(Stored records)

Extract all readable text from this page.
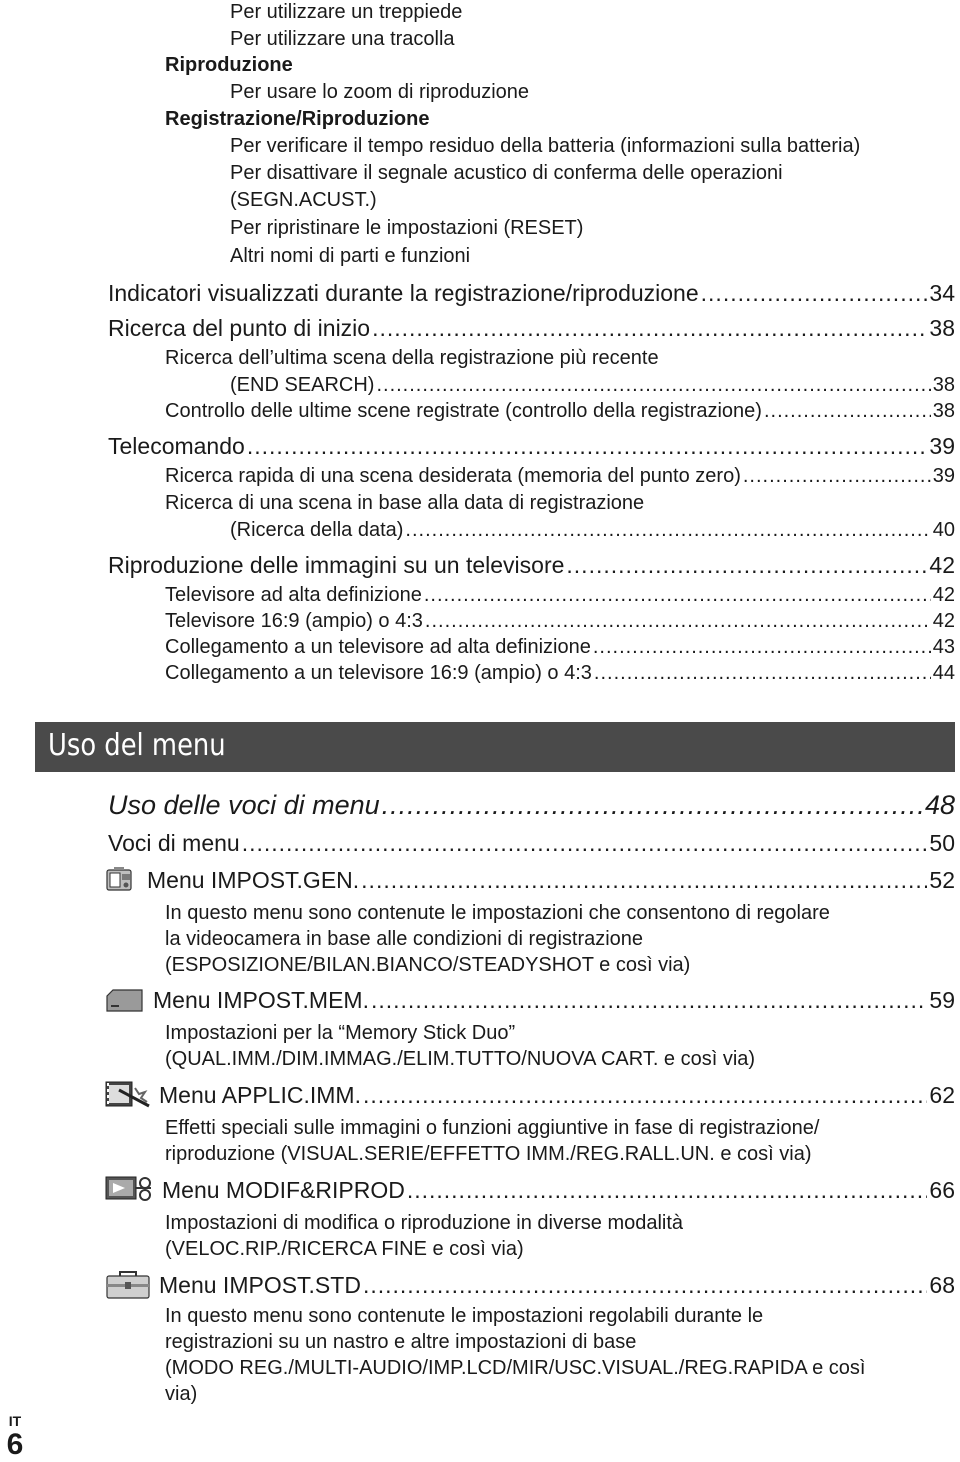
Per utilizzare un treppiede
Per utilizzare una tracolla
Riproduzione
Per usare lo zoom di riproduzione
Registrazione/Riproduzione
Per verificare il tempo residuo della batteria (informazioni sulla batteria)
Per disattivare il segnale acustico di conferma delle operazioni
(SEGN.ACUST.)
Per ripristinare le impostazioni (RESET)
Altri nomi di parti e funzioni
Indicatori visualizzati durante la registrazione/riproduzione .....	34
Ricerca del punto di inizio .....	38
Ricerca dell’ultima scena della registrazione più recente
(END SEARCH) .....	38
Controllo delle ultime scene registrate (controllo della registrazione) .....	38
Telecomando .....	39
Ricerca rapida di una scena desiderata (memoria del punto zero) .....	39
Ricerca di una scena in base alla data di registrazione
(Ricerca della data) .....	40
Riproduzione delle immagini su un televisore .....	42
Televisore ad alta definizione .....	42
Televisore 16:9 (ampio) o 4:3 .....	42
Collegamento a un televisore ad alta definizione .....	43
Collegamento a un televisore 16:9 (ampio) o 4:3 .....	44
Uso del menu
Uso delle voci di menu .....	48
Voci di menu .....	50
Menu IMPOST.GEN. .....	52
In questo menu sono contenute le impostazioni che consentono di regolare
la videocamera in base alle condizioni di registrazione
(ESPOSIZIONE/BILAN.BIANCO/STEADYSHOT e così via)
Menu IMPOST.MEM. .....	59
Impostazioni per la “Memory Stick Duo”
(QUAL.IMM./DIM.IMMAG./ELIM.TUTTO/NUOVA CART. e così via)
Menu APPLIC.IMM. .....	62
Effetti speciali sulle immagini o funzioni aggiuntive in fase di registrazione/
riproduzione (VISUAL.SERIE/EFFETTO IMM./REG.RALL.UN. e così via)
Menu MODIF&RIPROD .....	66
Impostazioni di modifica o riproduzione in diverse modalità
(VELOC.RIP./RICERCA FINE e così via)
Menu IMPOST.STD .....	68
In questo menu sono contenute le impostazioni regolabili durante le
registrazioni su un nastro e altre impostazioni di base
(MODO REG./MULTI-AUDIO/IMP.LCD/MIR/USC.VISUAL./REG.RAPIDA e così
via)
IT
6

*Written request*.
For the material, find the number of lines holding the word "punto" and give that figure and nothing more.

*Output for this exercise*.
2